Опубликовано в журнале Арион, номер 2, 2002
О любимом мной Сергее Довлатове рассказывают такую историю. В ленинградской квартире шестидесятых годов собрались Битов, Марамзин, Валерий Попов, сам Сергей Донатович и другие ныне культовые писатели. Собрались, выпили и стали выяснять, кто на свете самый крутой прозаик. Составили список, и выяснилось, что из десяти лучших прозаиков мира пять живут в Ленинграде. И даже больше: сидят за одним столом.

◆ Задания для выполнения
• 1. Перечислите всех писателей, которые названы в отрывке о Довлатове участниками встречи в ленинградской квартире.
• 2. Продолжите отрывок о Довлатове и ленинградских писателях, начиная сразу после его последнего предложения.
Для работы с отрывком эти данные не нужны.

◆ Исходные данные

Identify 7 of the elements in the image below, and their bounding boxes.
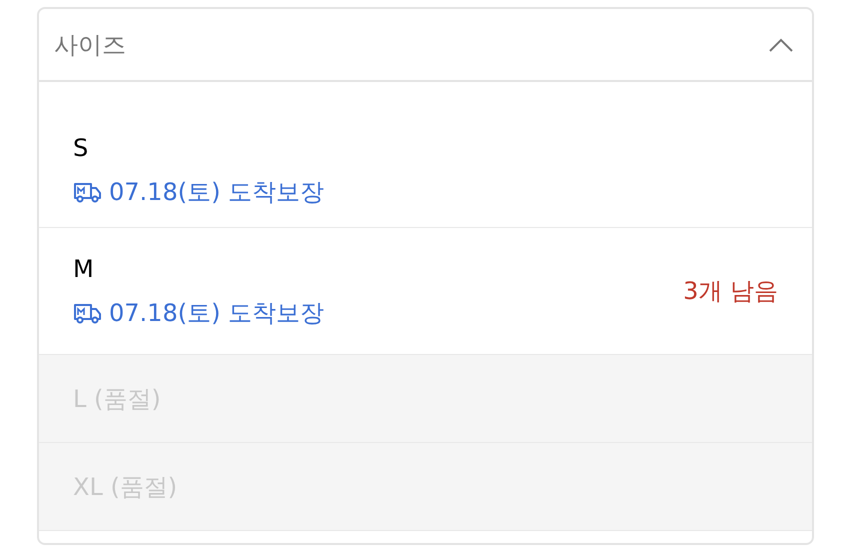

◆ Список ответов
• 1. Битов, Марамзин, Валерий Попов, Сергей Донатович Довлатов.

• 2.
Эта анекдотическая история вспомнилась мне в связи с проектом, осуществленным не так давно в Интернете В.Курицыным и Ко. “110 к 10” назывался курицынский проект. Сто десять литературных деятелей составляли списки из десяти лучших поэтов и высылали их Курицыну по электронной почте. Поэты по условиям игры должны быть а) живые; б) пишущие по-русски. Никаких других условий организаторы не поставили. Вот как выглядит итоговый список:
1. Сергей Гандлевский
2. Тимур Кибиров
3. Лев Лосев
4. Дмитрий А.Пригов
5. Елена Шварц
6. Лев Рубинштейн
7. Вера Павлова
8. Дмитрий Воденников
9. Елена Фанайлова
10. Шиш Брянский.
Какой вывод можно сделать из этого странного рейтинга? Кого он, собственно, выявил — лучших, влиятельных, популярных? А если популярных — среди кого? Чтобы внятно ответить на эти вопросы, надо рассмотреть состав голосовавших в проекте. Выяснить, чьи мнения и пристрастия отражает этот поэтический хит-парад.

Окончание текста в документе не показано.